Do any lines in the data below contain "Community"? If so, copy every one of them.

::: Excerpted records :::

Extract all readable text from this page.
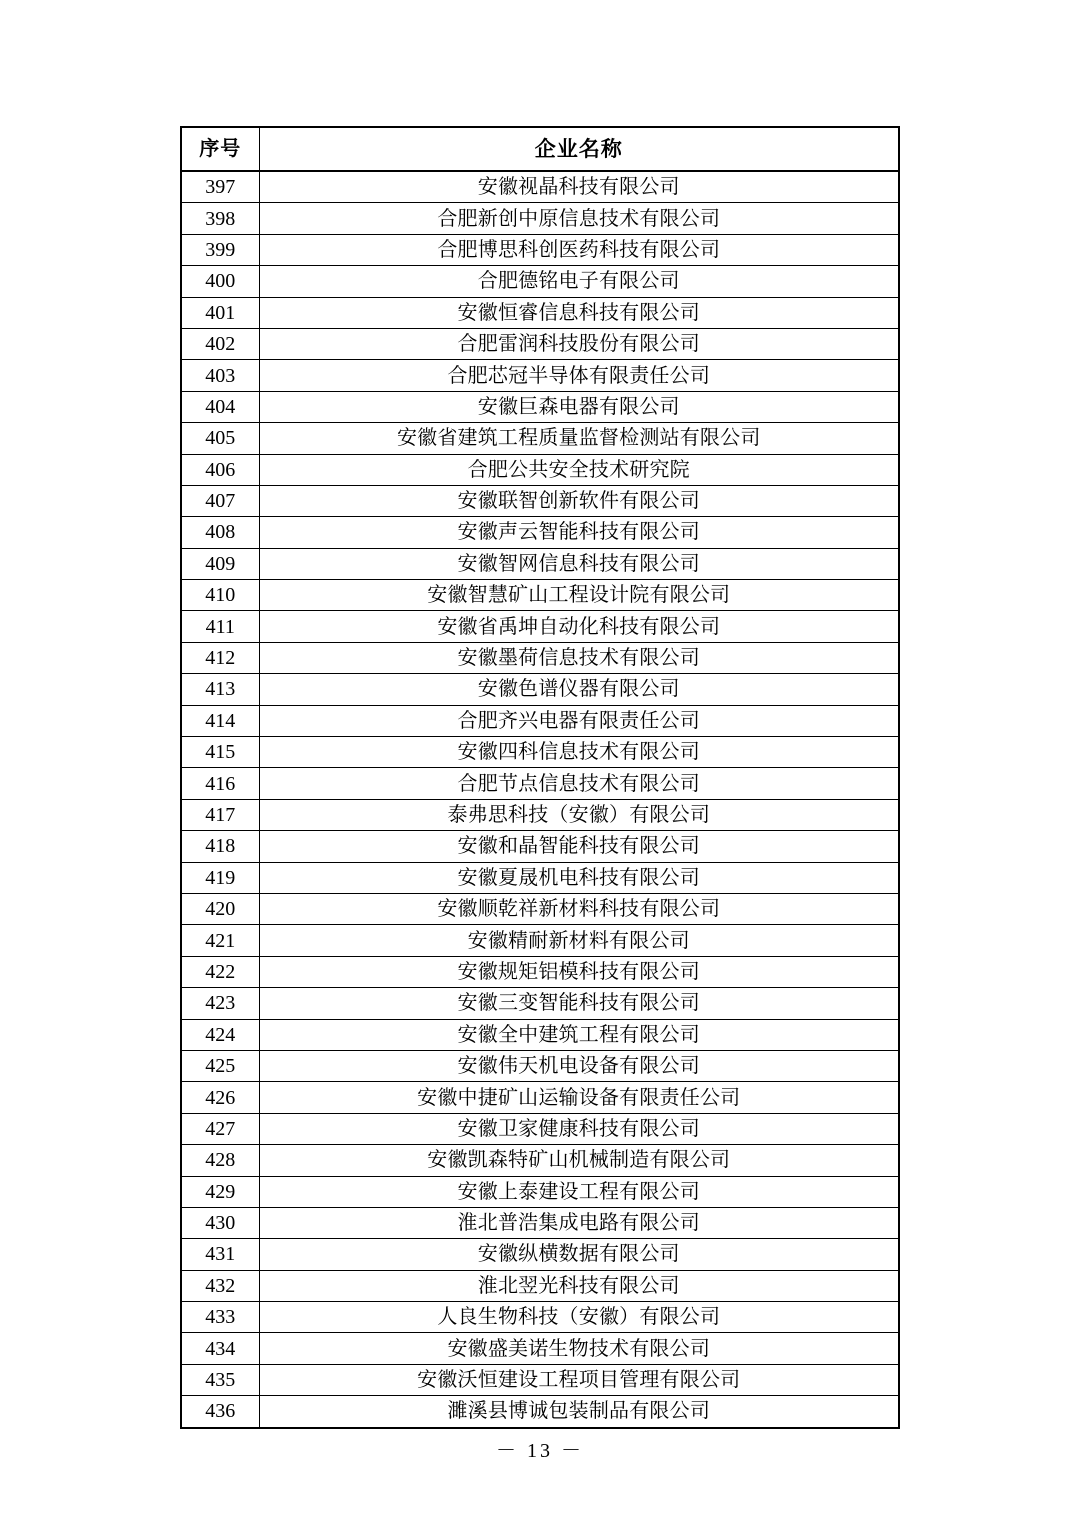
序号	企业名称
397	安徽视晶科技有限公司
398	合肥新创中原信息技术有限公司
399	合肥博思科创医药科技有限公司
400	合肥德铭电子有限公司
401	安徽恒睿信息科技有限公司
402	合肥雷润科技股份有限公司
403	合肥芯冠半导体有限责任公司
404	安徽巨森电器有限公司
405	安徽省建筑工程质量监督检测站有限公司
406	合肥公共安全技术研究院
407	安徽联智创新软件有限公司
408	安徽声云智能科技有限公司
409	安徽智网信息科技有限公司
410	安徽智慧矿山工程设计院有限公司
411	安徽省禹坤自动化科技有限公司
412	安徽墨荷信息技术有限公司
413	安徽色谱仪器有限公司
414	合肥齐兴电器有限责任公司
415	安徽四科信息技术有限公司
416	合肥节点信息技术有限公司
417	泰弗思科技（安徽）有限公司
418	安徽和晶智能科技有限公司
419	安徽夏晟机电科技有限公司
420	安徽顺乾祥新材料科技有限公司
421	安徽精耐新材料有限公司
422	安徽规矩铝模科技有限公司
423	安徽三变智能科技有限公司
424	安徽全中建筑工程有限公司
425	安徽伟天机电设备有限公司
426	安徽中捷矿山运输设备有限责任公司
427	安徽卫家健康科技有限公司
428	安徽凯森特矿山机械制造有限公司
429	安徽上泰建设工程有限公司
430	淮北普浩集成电路有限公司
431	安徽纵横数据有限公司
432	淮北翌光科技有限公司
433	人良生物科技（安徽）有限公司
434	安徽盛美诺生物技术有限公司
435	安徽沃恒建设工程项目管理有限公司
436	濉溪县博诚包装制品有限公司
－ 13 －
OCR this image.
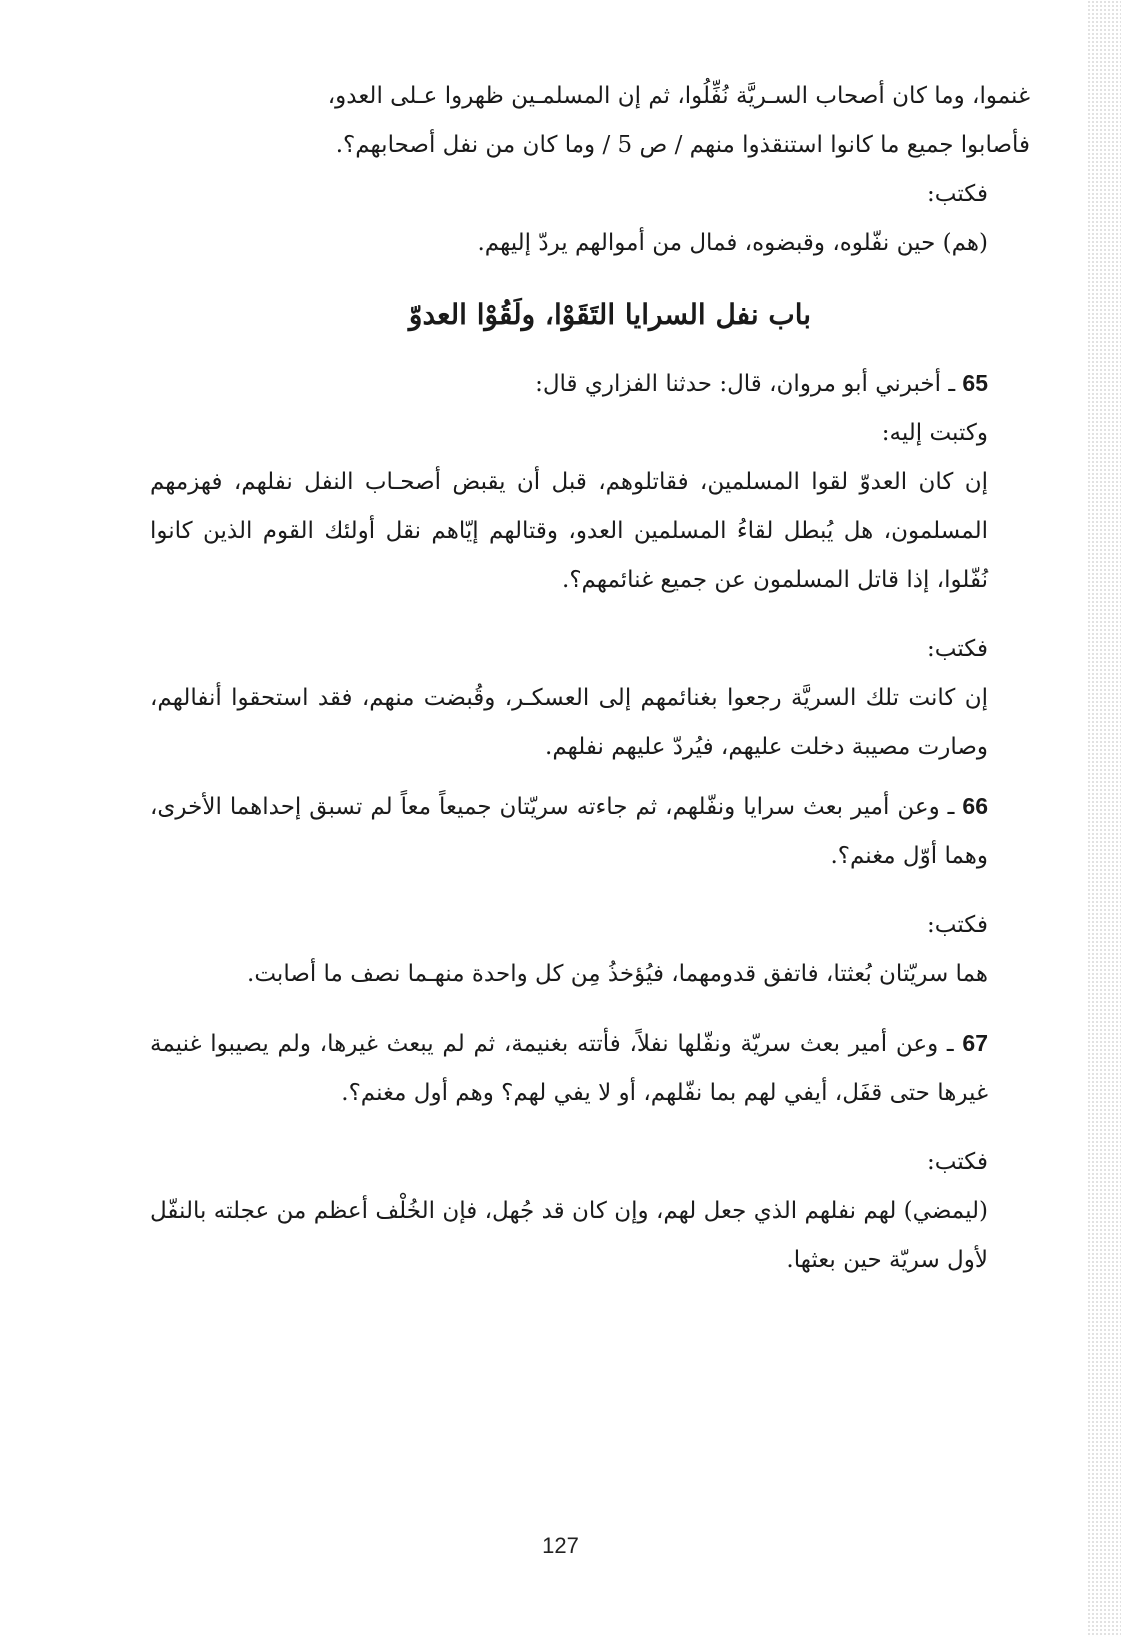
غنموا، وما كان أصحاب السـريَّة نُفِّلُوا، ثم إن المسلمـين ظهروا عـلى العدو،

فأصابوا جميع ما كانوا استنقذوا منهم / ص 5 / وما كان من نفل أصحابهم؟.

فكتب:

(هم) حين نفّلوه، وقبضوه، فمال من أموالهم يردّ إليهم.

باب نفل السرايا التَقَوْا، ولَقُوْا العدوّ

65 ـ أخبرني أبو مروان، قال: حدثنا الفزاري قال:

وكتبت إليه:

إن كان العدوّ لقوا المسلمين، فقاتلوهم، قبل أن يقبض أصحـاب النفل نفلهم، فهزمهم المسلمون، هل يُبطل لقاءُ المسلمين العدو، وقتالهم إيّاهم نقل أولئك القوم الذين كانوا نُفّلوا، إذا قاتل المسلمون عن جميع غنائمهم؟.

فكتب:

إن كانت تلك السريَّة رجعوا بغنائمهم إلى العسكـر، وقُبضت منهم، فقد استحقوا أنفالهم، وصارت مصيبة دخلت عليهم، فيُردّ عليهم نفلهم.

66 ـ وعن أمير بعث سرايا ونفّلهم، ثم جاءته سريّتان جميعاً معاً لم تسبق إحداهما الأخرى، وهما أوّل مغنم؟.

فكتب:

هما سريّتان بُعثتا، فاتفق قدومهما، فيُؤخذُ مِن كل واحدة منهـما نصف ما أصابت.

67 ـ وعن أمير بعث سريّة ونفّلها نفلاً، فأتته بغنيمة، ثم لم يبعث غيرها، ولم يصيبوا غنيمة غيرها حتى قفَل، أيفي لهم بما نفّلهم، أو لا يفي لهم؟ وهم أول مغنم؟.

فكتب:

(ليمضي) لهم نفلهم الذي جعل لهم، وإن كان قد جُهل، فإن الخُلْف أعظم من عجلته بالنفّل لأول سريّة حين بعثها.

127
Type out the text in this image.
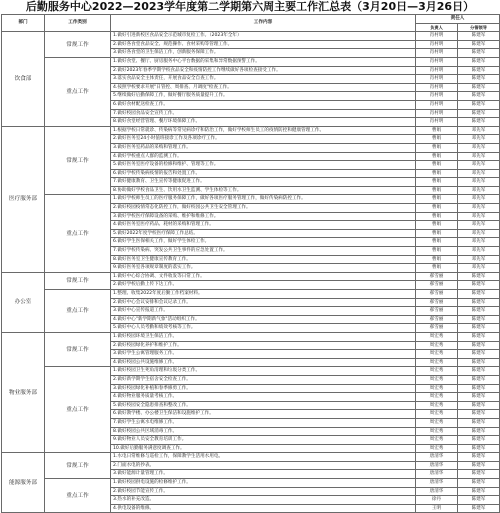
后勤服务中心2022—2023学年度第二学期第六周主要工作汇总表（3月20日—3月26日）
部门	工作类别	工作内容	责任人	
			负责人	分管领导
饮食部	常规工作	1.做好引进新校区食品安全示范城市复检工作。（2023年全年）	肖村明	陈建军
		2.做好各食堂食品安全、规范操作、食材采购等管理工作。	肖村明	陈建军
		3.做好各食堂的卫生保洁工作，创新服务保障工作。	肖村明	陈建军
	重点工作	1.做好食堂、餐厅、厨房服务中心平台数据的采集和异常数据预警工作。	肖村明	陈建军
		2.做好2023年春季学期学校食品安全和疫情防控工作继续做好各项检查接受工作。	肖村明	陈建军
		3.落实食品安全主体责任，开展食品安全自查工作。	肖村明	陈建军
		4.按照学校要求开展"日管控、周排查、月调度"检查工作。	肖村明	陈建军
		5.继续做好后勤保障工作，做好餐厅服务质量提升工作。	肖村明	陈建军
		6.做好食材配送检查工作。	肖村明	陈建军
		7.做好校园食品安全宣传工作。	肖村明	陈建军
		8.做好食堂经营管理、餐厅环境保障工作。	肖村明	陈建军
医疗服务部	常规工作	1.根据学校日常就诊、传染病等常见病诊疗和防治工作，做好学校师生员工的疫情防控和健康管理工作。	曹娟	邓先军
		2.做好医务室24小时值班接诊工作及各项诊疗工作。	曹娟	邓先军
		3.做好医务室药品的采购和管理工作。	曹娟	邓先军
		4.做好学校重点人群的监测工作。	曹娟	邓先军
		5.做好医务室医疗设备的检修和维护、管理等工作。	曹娟	邓先军
		6.做好学校传染病疫情的报告和处置工作。	曹娟	邓先军
		7.做好健康教育、卫生宣传等健康促进工作。	曹娟	邓先军
		8.协助做好学校食品卫生、饮用水卫生监测、学生体检等工作。	曹娟	邓先军
	重点工作	1.做好学校师生员工的医疗服务保障工作，做好各项医疗服务管理工作，做好传染病防控工作。	曹娟	邓先军
		2.做好校园疫情常态化防控工作，做好校园公共卫生安全管理工作。	曹娟	邓先军
		3.做好学校医疗保障设备的采购、维护和维修工作。	曹娟	邓先军
		4.做好医务室医疗药品、耗材的采购和管理工作。	曹娟	邓先军
		5.做好2022年度学校医疗保障工作总结。	曹娟	邓先军
		6.做好学生医保相关工作，做好学生体检工作。	曹娟	邓先军
		7.做好学校传染病、突发公共卫生事件的应急处置工作。	曹娟	邓先军
		8.做好医务室卫生健康宣传教育工作。	曹娟	邓先军
		9.做好医务室各项规章制度的落实工作。	曹娟	邓先军
办公室	常规工作	1.做好中心综合协调、文件收发等日常工作。	郝雪丽	陈建军
		2.做好学校后勤上传下达工作。	郝雪丽	陈建军
	重点工作	1.整理、收集2022年度后勤工作档案材料。	郝雪丽	陈建军
		2.做好中心会议安排和会议记录工作。	郝雪丽	陈建军
		3.做好中心宣传报道工作。	郝雪丽	陈建军
		4.做好中心"新学期新气象"活动组织工作。	郝雪丽	陈建军
		5.做好中心人员考勤和绩效考核等工作。	郝雪丽	陈建军
物业服务部	常规工作	1.做好校园环境卫生保洁工作。	周宏秀	陈建军
		2.做好校园绿化养护和维护工作。	周宏秀	陈建军
		3.做好学生公寓管理服务工作。	周宏秀	陈建军
		4.做好校园公共设施维修工作。	周宏秀	陈建军
	重点工作	1.做好校园卫生死角清理和垃圾分类工作。	周宏秀	陈建军
		2.做好新学期学生宿舍安全检查工作。	周宏秀	陈建军
		3.做好校园绿化补植和春季修剪工作。	周宏秀	陈建军
		4.做好物业服务质量考核工作。	周宏秀	陈建军
		5.做好校园安全隐患排查和整改工作。	周宏秀	陈建军
		6.做好教学楼、办公楼卫生保洁和设施维护工作。	周宏秀	陈建军
		7.做好学生公寓水电维修工作。	周宏秀	陈建军
		8.做好校园公共区域消毒工作。	周宏秀	陈建军
		9.做好物业人员安全教育培训工作。	周宏秀	陈建军
		10.做好后勤服务满意度调查工作。	周宏秀	陈建军
能源服务部	常规工作	1.水电日常维修与巡检工作，保障教学生活用水用电。	唐清华	陈建军
		2.门面水电的抄表。	唐清华	陈建军
		3.做好能源计量管理工作。	唐清华	陈建军
	重点工作	1.做好校园供电设施的检修维护工作。	唐清华	陈建军
		2.做好校园节能宣传工作。	唐清华	陈建军
		3.热水的补充改造。	徐丹	陈建军
		4.供电设备的维修。	王明	陈建军
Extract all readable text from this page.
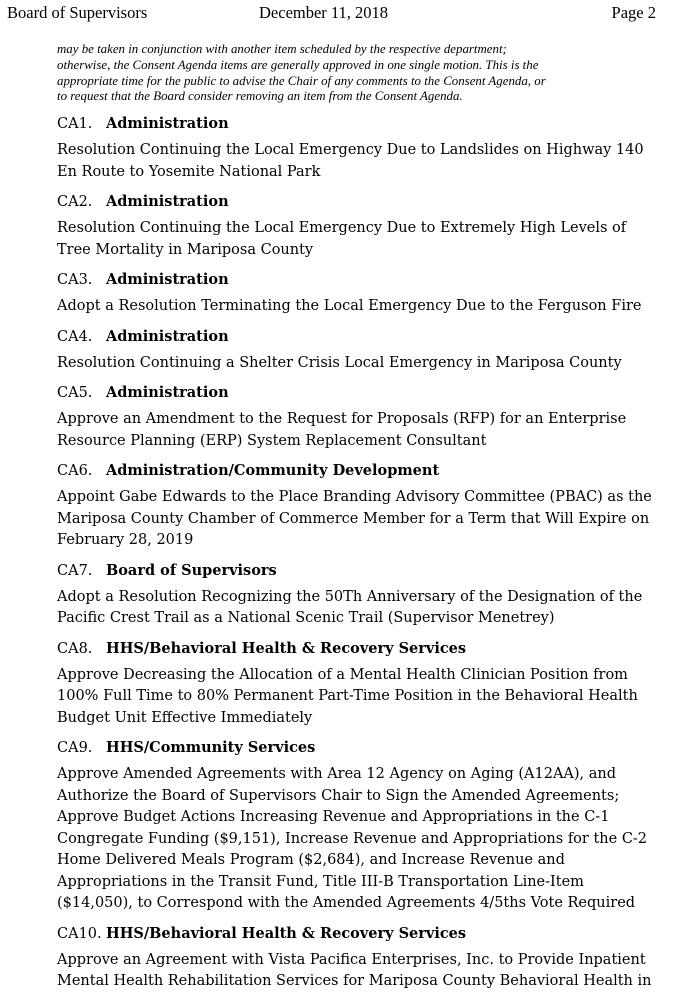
Board of Supervisors	December 11, 2018	Page 2
may be taken in conjunction with another item scheduled by the respective department;
otherwise, the Consent Agenda items are generally approved in one single motion. This is the
appropriate time for the public to advise the Chair of any comments to the Consent Agenda, or
to request that the Board consider removing an item from the Consent Agenda.
CA1. Administration
Resolution Continuing the Local Emergency Due to Landslides on Highway 140
En Route to Yosemite National Park
CA2. Administration
Resolution Continuing the Local Emergency Due to Extremely High Levels of
Tree Mortality in Mariposa County
CA3. Administration
Adopt a Resolution Terminating the Local Emergency Due to the Ferguson Fire
CA4. Administration
Resolution Continuing a Shelter Crisis Local Emergency in Mariposa County
CA5. Administration
Approve an Amendment to the Request for Proposals (RFP) for an Enterprise
Resource Planning (ERP) System Replacement Consultant
CA6. Administration/Community Development
Appoint Gabe Edwards to the Place Branding Advisory Committee (PBAC) as the
Mariposa County Chamber of Commerce Member for a Term that Will Expire on
February 28, 2019
CA7. Board of Supervisors
Adopt a Resolution Recognizing the 50Th Anniversary of the Designation of the
Pacific Crest Trail as a National Scenic Trail (Supervisor Menetrey)
CA8. HHS/Behavioral Health & Recovery Services
Approve Decreasing the Allocation of a Mental Health Clinician Position from
100% Full Time to 80% Permanent Part-Time Position in the Behavioral Health
Budget Unit Effective Immediately
CA9. HHS/Community Services
Approve Amended Agreements with Area 12 Agency on Aging (A12AA), and
Authorize the Board of Supervisors Chair to Sign the Amended Agreements;
Approve Budget Actions Increasing Revenue and Appropriations in the C-1
Congregate Funding ($9,151), Increase Revenue and Appropriations for the C-2
Home Delivered Meals Program ($2,684), and Increase Revenue and
Appropriations in the Transit Fund, Title III-B Transportation Line-Item
($14,050), to Correspond with the Amended Agreements 4/5ths Vote Required
CA10. HHS/Behavioral Health & Recovery Services
Approve an Agreement with Vista Pacifica Enterprises, Inc. to Provide Inpatient
Mental Health Rehabilitation Services for Mariposa County Behavioral Health in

:::

- Task output
CA6. Administration/Community Development
CA9. HHS/Community Services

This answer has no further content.